*** Opening Exercise materials ***
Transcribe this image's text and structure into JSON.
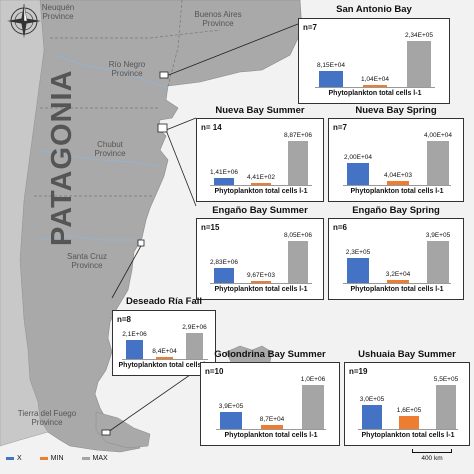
{
  "colors": {
    "ocean": "#f2f2f2",
    "land": "#c8c8c8",
    "patagonia": "#a9a9a9",
    "x_bar": "#4472c4",
    "min_bar": "#ed7d31",
    "max_bar": "#a5a5a5"
  },
  "icons": {
    "compass": "compass-rose-icon"
  },
  "map": {
    "title": "PATAGONIA",
    "labels": [
      {
        "text": "Neuquén\nProvince"
      },
      {
        "text": "Buenos Aires\nProvince"
      },
      {
        "text": "Río Negro\nProvince"
      },
      {
        "text": "Chubut\nProvince"
      },
      {
        "text": "Santa Cruz\nProvince"
      },
      {
        "text": "Tierra del Fuego\nProvince"
      }
    ]
  },
  "legend": [
    {
      "label": "X",
      "series": "x"
    },
    {
      "label": "MIN",
      "series": "min"
    },
    {
      "label": "MAX",
      "series": "max"
    }
  ],
  "scale_label": "400 km",
  "axis_label": "Phytoplankton total cells l-1",
  "chart_data": [
    {
      "type": "bar",
      "title": "San Antonio Bay",
      "n": "n=7",
      "series": [
        {
          "name": "X",
          "value": 81500,
          "label": "8,15E+04"
        },
        {
          "name": "MIN",
          "value": 10400,
          "label": "1,04E+04"
        },
        {
          "name": "MAX",
          "value": 234000,
          "label": "2,34E+05"
        }
      ]
    },
    {
      "type": "bar",
      "title": "Nueva Bay Summer",
      "n": "n= 14",
      "series": [
        {
          "name": "X",
          "value": 1410000,
          "label": "1,41E+06"
        },
        {
          "name": "MIN",
          "value": 441,
          "label": "4,41E+02"
        },
        {
          "name": "MAX",
          "value": 8870000,
          "label": "8,87E+06"
        }
      ]
    },
    {
      "type": "bar",
      "title": "Nueva Bay Spring",
      "n": "n=7",
      "series": [
        {
          "name": "X",
          "value": 20000,
          "label": "2,00E+04"
        },
        {
          "name": "MIN",
          "value": 4040,
          "label": "4,04E+03"
        },
        {
          "name": "MAX",
          "value": 40000,
          "label": "4,00E+04"
        }
      ]
    },
    {
      "type": "bar",
      "title": "Engaño Bay Summer",
      "n": "n=15",
      "series": [
        {
          "name": "X",
          "value": 2830000,
          "label": "2,83E+06"
        },
        {
          "name": "MIN",
          "value": 9670,
          "label": "9,67E+03"
        },
        {
          "name": "MAX",
          "value": 8050000,
          "label": "8,05E+06"
        }
      ]
    },
    {
      "type": "bar",
      "title": "Engaño Bay Spring",
      "n": "n=6",
      "series": [
        {
          "name": "X",
          "value": 230000,
          "label": "2,3E+05"
        },
        {
          "name": "MIN",
          "value": 32000,
          "label": "3,2E+04"
        },
        {
          "name": "MAX",
          "value": 390000,
          "label": "3,9E+05"
        }
      ]
    },
    {
      "type": "bar",
      "title": "Deseado Ría Fall",
      "n": "n=8",
      "series": [
        {
          "name": "X",
          "value": 2100000,
          "label": "2,1E+06"
        },
        {
          "name": "MIN",
          "value": 84000,
          "label": "8,4E+04"
        },
        {
          "name": "MAX",
          "value": 2900000,
          "label": "2,9E+06"
        }
      ]
    },
    {
      "type": "bar",
      "title": "Golondrina Bay Summer",
      "n": "n=10",
      "series": [
        {
          "name": "X",
          "value": 390000,
          "label": "3,9E+05"
        },
        {
          "name": "MIN",
          "value": 87000,
          "label": "8,7E+04"
        },
        {
          "name": "MAX",
          "value": 1000000,
          "label": "1,0E+06"
        }
      ]
    },
    {
      "type": "bar",
      "title": "Ushuaia Bay Summer",
      "n": "n=19",
      "series": [
        {
          "name": "X",
          "value": 300000,
          "label": "3,0E+05"
        },
        {
          "name": "MIN",
          "value": 160000,
          "label": "1,6E+05"
        },
        {
          "name": "MAX",
          "value": 550000,
          "label": "5,5E+05"
        }
      ]
    }
  ]
}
*** Closing Exercise materials ***
» Task objective: Would you please print out all the records above exactly, minus any pictures?

» Written solution:
Transcribe this image's text and structure into JSON.
{
  "colors": {
    "ocean": "#f2f2f2",
    "land": "#c8c8c8",
    "patagonia": "#a9a9a9",
    "x_bar": "#4472c4",
    "min_bar": "#ed7d31",
    "max_bar": "#a5a5a5"
  },
  "icons": {
    "compass": "compass-rose-icon"
  },
  "map": {
    "title": "PATAGONIA",
    "labels": [
      {
        "text": "Neuquén\nProvince"
      },
      {
        "text": "Buenos Aires\nProvince"
      },
      {
        "text": "Río Negro\nProvince"
      },
      {
        "text": "Chubut\nProvince"
      },
      {
        "text": "Santa Cruz\nProvince"
      },
      {
        "text": "Tierra del Fuego\nProvince"
      }
    ]
  },
  "legend": [
    {
      "label": "X",
      "series": "x"
    },
    {
      "label": "MIN",
      "series": "min"
    },
    {
      "label": "MAX",
      "series": "max"
    }
  ],
  "scale_label": "400 km",
  "axis_label": "Phytoplankton total cells l-1",
  "chart_data": [
    {
      "type": "bar",
      "title": "San Antonio Bay",
      "n": "n=7",
      "series": [
        {
          "name": "X",
          "value": 81500,
          "label": "8,15E+04"
        },
        {
          "name": "MIN",
          "value": 10400,
          "label": "1,04E+04"
        },
        {
          "name": "MAX",
          "value": 234000,
          "label": "2,34E+05"
        }
      ]
    },
    {
      "type": "bar",
      "title": "Nueva Bay Summer",
      "n": "n= 14",
      "series": [
        {
          "name": "X",
          "value": 1410000,
          "label": "1,41E+06"
        },
        {
          "name": "MIN",
          "value": 441,
          "label": "4,41E+02"
        },
        {
          "name": "MAX",
          "value": 8870000,
          "label": "8,87E+06"
        }
      ]
    },
    {
      "type": "bar",
      "title": "Nueva Bay Spring",
      "n": "n=7",
      "series": [
        {
          "name": "X",
          "value": 20000,
          "label": "2,00E+04"
        },
        {
          "name": "MIN",
          "value": 4040,
          "label": "4,04E+03"
        },
        {
          "name": "MAX",
          "value": 40000,
          "label": "4,00E+04"
        }
      ]
    },
    {
      "type": "bar",
      "title": "Engaño Bay Summer",
      "n": "n=15",
      "series": [
        {
          "name": "X",
          "value": 2830000,
          "label": "2,83E+06"
        },
        {
          "name": "MIN",
          "value": 9670,
          "label": "9,67E+03"
        },
        {
          "name": "MAX",
          "value": 8050000,
          "label": "8,05E+06"
        }
      ]
    },
    {
      "type": "bar",
      "title": "Engaño Bay Spring",
      "n": "n=6",
      "series": [
        {
          "name": "X",
          "value": 230000,
          "label": "2,3E+05"
        },
        {
          "name": "MIN",
          "value": 32000,
          "label": "3,2E+04"
        },
        {
          "name": "MAX",
          "value": 390000,
          "label": "3,9E+05"
        }
      ]
    },
    {
      "type": "bar",
      "title": "Deseado Ría Fall",
      "n": "n=8",
      "series": [
        {
          "name": "X",
          "value": 2100000,
          "label": "2,1E+06"
        },
        {
          "name": "MIN",
          "value": 84000,
          "label": "8,4E+04"
        },
        {
          "name": "MAX",
          "value": 2900000,
          "label": "2,9E+06"
        }
      ]
    },
    {
      "type": "bar",
      "title": "Golondrina Bay Summer",
      "n": "n=10",
      "series": [
        {
          "name": "X",
          "value": 390000,
          "label": "3,9E+05"
        },
        {
          "name": "MIN",
          "value": 87000,
          "label": "8,7E+04"
        },
        {
          "name": "MAX",
          "value": 1000000,
          "label": "1,0E+06"
        }
      ]
    },
    {
      "type": "bar",
      "title": "Ushuaia Bay Summer",
      "n": "n=19",
      "series": [
        {
          "name": "X",
          "value": 300000,
          "label": "3,0E+05"
        },
        {
          "name": "MIN",
          "value": 160000,
          "label": "1,6E+05"
        },
        {
          "name": "MAX",
          "value": 550000,
          "label": "5,5E+05"
        }
      ]
    }
  ]
}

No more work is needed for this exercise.